Of the lines listed below, how many contain the string "Family"? Answer with the number alone.

————————

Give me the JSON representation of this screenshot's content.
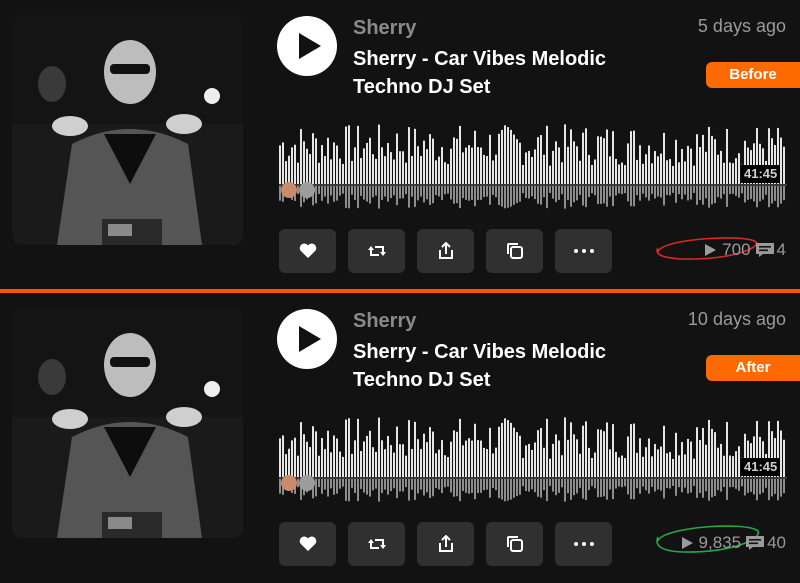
{
  "posts": [
    {
      "artist": "Sherry",
      "title": "Sherry - Car Vibes Melodic Techno DJ Set",
      "date": "5 days ago",
      "badge": "Before",
      "duration": "41:45",
      "plays": "700",
      "comments": "4",
      "annotation_color": "#d62a2a",
      "actions": [
        "like",
        "repost",
        "share",
        "copy-link",
        "more"
      ],
      "icons": [
        "heart-icon",
        "repost-icon",
        "share-icon",
        "copy-icon",
        "more-icon"
      ]
    },
    {
      "artist": "Sherry",
      "title": "Sherry - Car Vibes Melodic Techno DJ Set",
      "date": "10 days ago",
      "badge": "After",
      "duration": "41:45",
      "plays": "9,835",
      "comments": "40",
      "annotation_color": "#27a845",
      "actions": [
        "like",
        "repost",
        "share",
        "copy-link",
        "more"
      ],
      "icons": [
        "heart-icon",
        "repost-icon",
        "share-icon",
        "copy-icon",
        "more-icon"
      ]
    }
  ],
  "colors": {
    "accent": "#ff5500",
    "badge": "#ff6a00",
    "background": "#121212",
    "button": "#303030"
  }
}
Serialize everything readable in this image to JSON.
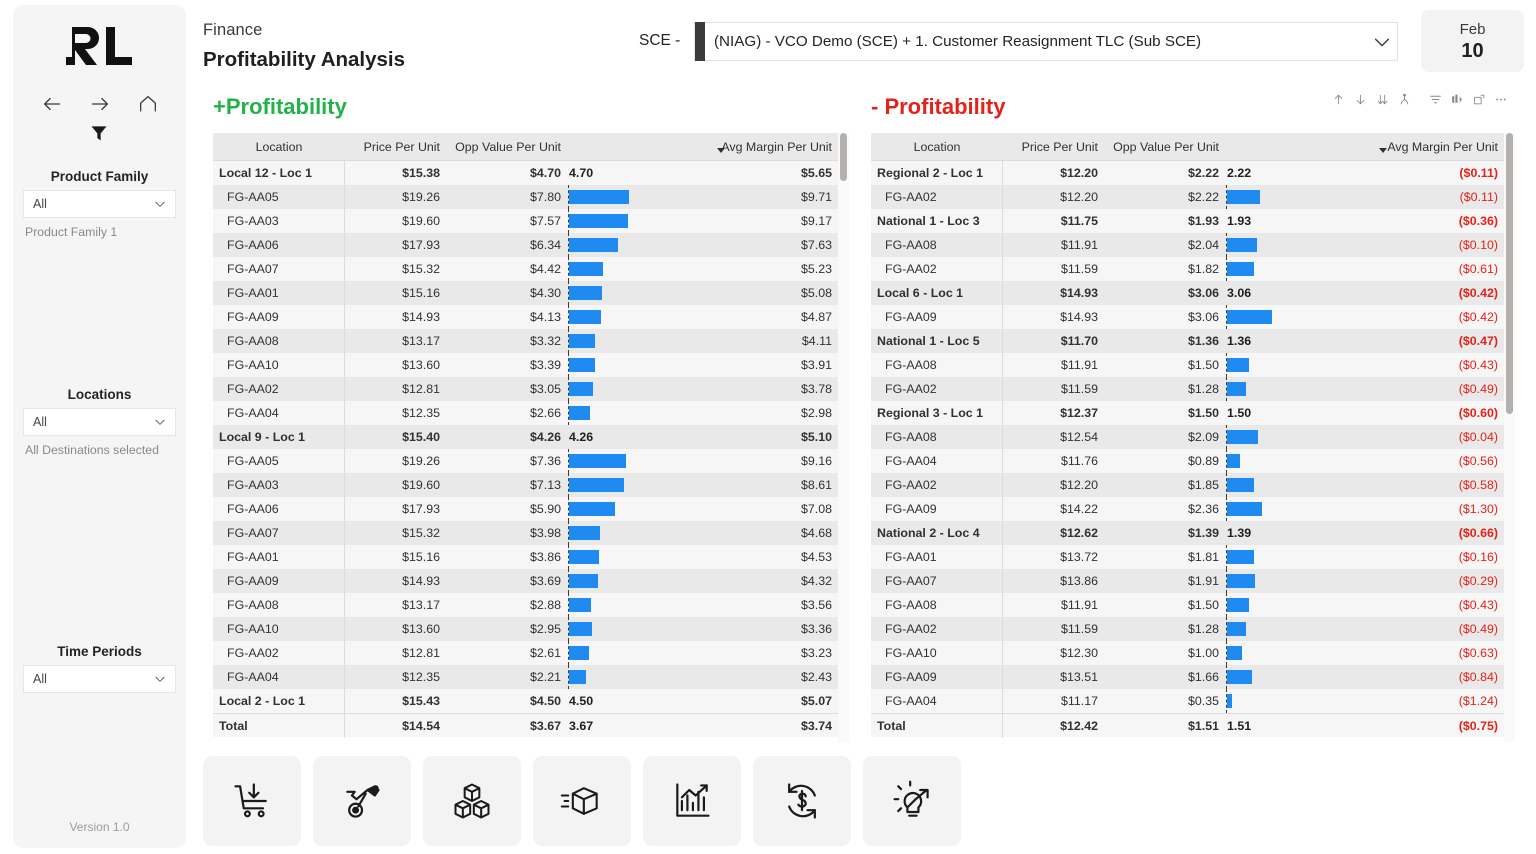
{
  "sidebar": {
    "logo_name": "rl-logo",
    "nav": [
      {
        "name": "back-icon",
        "label": "Back"
      },
      {
        "name": "forward-icon",
        "label": "Forward"
      },
      {
        "name": "home-icon",
        "label": "Home"
      }
    ],
    "filter_icon_label": "Filter",
    "slicers": [
      {
        "title": "Product Family",
        "value": "All",
        "sub": "Product Family 1"
      },
      {
        "title": "Locations",
        "value": "All",
        "sub": "All Destinations selected"
      },
      {
        "title": "Time Periods",
        "value": "All",
        "sub": ""
      }
    ],
    "version": "Version 1.0"
  },
  "header": {
    "category": "Finance",
    "title": "Profitability Analysis",
    "scenario_label": "SCE -",
    "scenario_value": "(NIAG) - VCO Demo (SCE) + 1. Customer Reasignment TLC (Sub SCE)",
    "date_month": "Feb",
    "date_day": "10"
  },
  "viz_toolbar": [
    {
      "name": "sort-ascending-icon"
    },
    {
      "name": "sort-descending-icon"
    },
    {
      "name": "drill-down-icon"
    },
    {
      "name": "expand-hierarchy-icon"
    },
    {
      "name": "filter-icon"
    },
    {
      "name": "focus-mode-icon"
    },
    {
      "name": "expand-icon"
    },
    {
      "name": "more-options-icon"
    }
  ],
  "colors": {
    "positive": "#21b34a",
    "negative": "#e2231a",
    "bar": "#1f8bf0",
    "header_bg": "#e9e9e9"
  },
  "columns": [
    "Location",
    "Price Per Unit",
    "Opp Value Per Unit",
    "",
    "Avg Margin Per Unit"
  ],
  "panels": [
    {
      "title": "+Profitability",
      "tone": "pos",
      "bar_max": 8.0,
      "rows": [
        {
          "type": "group",
          "location": "Local 12 - Loc 1",
          "ppu": "$15.38",
          "opv": "$4.70",
          "bar_label": "4.70",
          "amp": "$5.65",
          "neg": false
        },
        {
          "type": "item",
          "location": "FG-AA05",
          "ppu": "$19.26",
          "opv": "$7.80",
          "bar": 7.8,
          "amp": "$9.71",
          "neg": false
        },
        {
          "type": "item",
          "location": "FG-AA03",
          "ppu": "$19.60",
          "opv": "$7.57",
          "bar": 7.57,
          "amp": "$9.17",
          "neg": false
        },
        {
          "type": "item",
          "location": "FG-AA06",
          "ppu": "$17.93",
          "opv": "$6.34",
          "bar": 6.34,
          "amp": "$7.63",
          "neg": false
        },
        {
          "type": "item",
          "location": "FG-AA07",
          "ppu": "$15.32",
          "opv": "$4.42",
          "bar": 4.42,
          "amp": "$5.23",
          "neg": false
        },
        {
          "type": "item",
          "location": "FG-AA01",
          "ppu": "$15.16",
          "opv": "$4.30",
          "bar": 4.3,
          "amp": "$5.08",
          "neg": false
        },
        {
          "type": "item",
          "location": "FG-AA09",
          "ppu": "$14.93",
          "opv": "$4.13",
          "bar": 4.13,
          "amp": "$4.87",
          "neg": false
        },
        {
          "type": "item",
          "location": "FG-AA08",
          "ppu": "$13.17",
          "opv": "$3.32",
          "bar": 3.32,
          "amp": "$4.11",
          "neg": false
        },
        {
          "type": "item",
          "location": "FG-AA10",
          "ppu": "$13.60",
          "opv": "$3.39",
          "bar": 3.39,
          "amp": "$3.91",
          "neg": false
        },
        {
          "type": "item",
          "location": "FG-AA02",
          "ppu": "$12.81",
          "opv": "$3.05",
          "bar": 3.05,
          "amp": "$3.78",
          "neg": false
        },
        {
          "type": "item",
          "location": "FG-AA04",
          "ppu": "$12.35",
          "opv": "$2.66",
          "bar": 2.66,
          "amp": "$2.98",
          "neg": false
        },
        {
          "type": "group",
          "location": "Local 9 - Loc 1",
          "ppu": "$15.40",
          "opv": "$4.26",
          "bar_label": "4.26",
          "amp": "$5.10",
          "neg": false
        },
        {
          "type": "item",
          "location": "FG-AA05",
          "ppu": "$19.26",
          "opv": "$7.36",
          "bar": 7.36,
          "amp": "$9.16",
          "neg": false
        },
        {
          "type": "item",
          "location": "FG-AA03",
          "ppu": "$19.60",
          "opv": "$7.13",
          "bar": 7.13,
          "amp": "$8.61",
          "neg": false
        },
        {
          "type": "item",
          "location": "FG-AA06",
          "ppu": "$17.93",
          "opv": "$5.90",
          "bar": 5.9,
          "amp": "$7.08",
          "neg": false
        },
        {
          "type": "item",
          "location": "FG-AA07",
          "ppu": "$15.32",
          "opv": "$3.98",
          "bar": 3.98,
          "amp": "$4.68",
          "neg": false
        },
        {
          "type": "item",
          "location": "FG-AA01",
          "ppu": "$15.16",
          "opv": "$3.86",
          "bar": 3.86,
          "amp": "$4.53",
          "neg": false
        },
        {
          "type": "item",
          "location": "FG-AA09",
          "ppu": "$14.93",
          "opv": "$3.69",
          "bar": 3.69,
          "amp": "$4.32",
          "neg": false
        },
        {
          "type": "item",
          "location": "FG-AA08",
          "ppu": "$13.17",
          "opv": "$2.88",
          "bar": 2.88,
          "amp": "$3.56",
          "neg": false
        },
        {
          "type": "item",
          "location": "FG-AA10",
          "ppu": "$13.60",
          "opv": "$2.95",
          "bar": 2.95,
          "amp": "$3.36",
          "neg": false
        },
        {
          "type": "item",
          "location": "FG-AA02",
          "ppu": "$12.81",
          "opv": "$2.61",
          "bar": 2.61,
          "amp": "$3.23",
          "neg": false
        },
        {
          "type": "item",
          "location": "FG-AA04",
          "ppu": "$12.35",
          "opv": "$2.21",
          "bar": 2.21,
          "amp": "$2.43",
          "neg": false
        },
        {
          "type": "group",
          "location": "Local 2 - Loc 1",
          "ppu": "$15.43",
          "opv": "$4.50",
          "bar_label": "4.50",
          "amp": "$5.07",
          "neg": false
        },
        {
          "type": "total",
          "location": "Total",
          "ppu": "$14.54",
          "opv": "$3.67",
          "bar_label": "3.67",
          "amp": "$3.74",
          "neg": false
        }
      ],
      "scroll": {
        "thumb_top": 0,
        "thumb_height": 48
      }
    },
    {
      "title": "- Profitability",
      "tone": "neg",
      "bar_max": 4.2,
      "rows": [
        {
          "type": "group",
          "location": "Regional 2 - Loc 1",
          "ppu": "$12.20",
          "opv": "$2.22",
          "bar_label": "2.22",
          "amp": "($0.11)",
          "neg": true
        },
        {
          "type": "item",
          "location": "FG-AA02",
          "ppu": "$12.20",
          "opv": "$2.22",
          "bar": 2.22,
          "amp": "($0.11)",
          "neg": true
        },
        {
          "type": "group",
          "location": "National 1 - Loc 3",
          "ppu": "$11.75",
          "opv": "$1.93",
          "bar_label": "1.93",
          "amp": "($0.36)",
          "neg": true
        },
        {
          "type": "item",
          "location": "FG-AA08",
          "ppu": "$11.91",
          "opv": "$2.04",
          "bar": 2.04,
          "amp": "($0.10)",
          "neg": true
        },
        {
          "type": "item",
          "location": "FG-AA02",
          "ppu": "$11.59",
          "opv": "$1.82",
          "bar": 1.82,
          "amp": "($0.61)",
          "neg": true
        },
        {
          "type": "group",
          "location": "Local 6 - Loc 1",
          "ppu": "$14.93",
          "opv": "$3.06",
          "bar_label": "3.06",
          "amp": "($0.42)",
          "neg": true
        },
        {
          "type": "item",
          "location": "FG-AA09",
          "ppu": "$14.93",
          "opv": "$3.06",
          "bar": 3.06,
          "amp": "($0.42)",
          "neg": true
        },
        {
          "type": "group",
          "location": "National 1 - Loc 5",
          "ppu": "$11.70",
          "opv": "$1.36",
          "bar_label": "1.36",
          "amp": "($0.47)",
          "neg": true
        },
        {
          "type": "item",
          "location": "FG-AA08",
          "ppu": "$11.91",
          "opv": "$1.50",
          "bar": 1.5,
          "amp": "($0.43)",
          "neg": true
        },
        {
          "type": "item",
          "location": "FG-AA02",
          "ppu": "$11.59",
          "opv": "$1.28",
          "bar": 1.28,
          "amp": "($0.49)",
          "neg": true
        },
        {
          "type": "group",
          "location": "Regional 3 - Loc 1",
          "ppu": "$12.37",
          "opv": "$1.50",
          "bar_label": "1.50",
          "amp": "($0.60)",
          "neg": true
        },
        {
          "type": "item",
          "location": "FG-AA08",
          "ppu": "$12.54",
          "opv": "$2.09",
          "bar": 2.09,
          "amp": "($0.04)",
          "neg": true
        },
        {
          "type": "item",
          "location": "FG-AA04",
          "ppu": "$11.76",
          "opv": "$0.89",
          "bar": 0.89,
          "amp": "($0.56)",
          "neg": true
        },
        {
          "type": "item",
          "location": "FG-AA02",
          "ppu": "$12.20",
          "opv": "$1.85",
          "bar": 1.85,
          "amp": "($0.58)",
          "neg": true
        },
        {
          "type": "item",
          "location": "FG-AA09",
          "ppu": "$14.22",
          "opv": "$2.36",
          "bar": 2.36,
          "amp": "($1.30)",
          "neg": true
        },
        {
          "type": "group",
          "location": "National 2 - Loc 4",
          "ppu": "$12.62",
          "opv": "$1.39",
          "bar_label": "1.39",
          "amp": "($0.66)",
          "neg": true
        },
        {
          "type": "item",
          "location": "FG-AA01",
          "ppu": "$13.72",
          "opv": "$1.81",
          "bar": 1.81,
          "amp": "($0.16)",
          "neg": true
        },
        {
          "type": "item",
          "location": "FG-AA07",
          "ppu": "$13.86",
          "opv": "$1.91",
          "bar": 1.91,
          "amp": "($0.29)",
          "neg": true
        },
        {
          "type": "item",
          "location": "FG-AA08",
          "ppu": "$11.91",
          "opv": "$1.50",
          "bar": 1.5,
          "amp": "($0.43)",
          "neg": true
        },
        {
          "type": "item",
          "location": "FG-AA02",
          "ppu": "$11.59",
          "opv": "$1.28",
          "bar": 1.28,
          "amp": "($0.49)",
          "neg": true
        },
        {
          "type": "item",
          "location": "FG-AA10",
          "ppu": "$12.30",
          "opv": "$1.00",
          "bar": 1.0,
          "amp": "($0.63)",
          "neg": true
        },
        {
          "type": "item",
          "location": "FG-AA09",
          "ppu": "$13.51",
          "opv": "$1.66",
          "bar": 1.66,
          "amp": "($0.84)",
          "neg": true
        },
        {
          "type": "item",
          "location": "FG-AA04",
          "ppu": "$11.17",
          "opv": "$0.35",
          "bar": 0.35,
          "amp": "($1.24)",
          "neg": true
        },
        {
          "type": "total",
          "location": "Total",
          "ppu": "$12.42",
          "opv": "$1.51",
          "bar_label": "1.51",
          "amp": "($0.75)",
          "neg": true
        }
      ],
      "scroll": {
        "thumb_top": 0,
        "thumb_height": 281
      }
    }
  ],
  "icon_buttons": [
    {
      "name": "purchase-order-icon",
      "label": "Purchasing"
    },
    {
      "name": "maintenance-icon",
      "label": "Maintenance"
    },
    {
      "name": "inventory-icon",
      "label": "Inventory"
    },
    {
      "name": "shipping-icon",
      "label": "Shipping"
    },
    {
      "name": "analytics-icon",
      "label": "Analytics"
    },
    {
      "name": "cost-cycle-icon",
      "label": "Cost Cycle"
    },
    {
      "name": "insights-icon",
      "label": "Insights"
    }
  ]
}
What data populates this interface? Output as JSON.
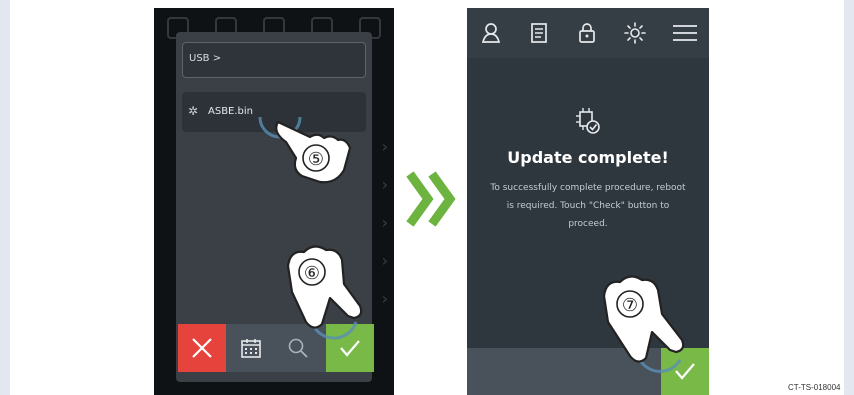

————————

## SOLUTION TO THIS PROBLEM
2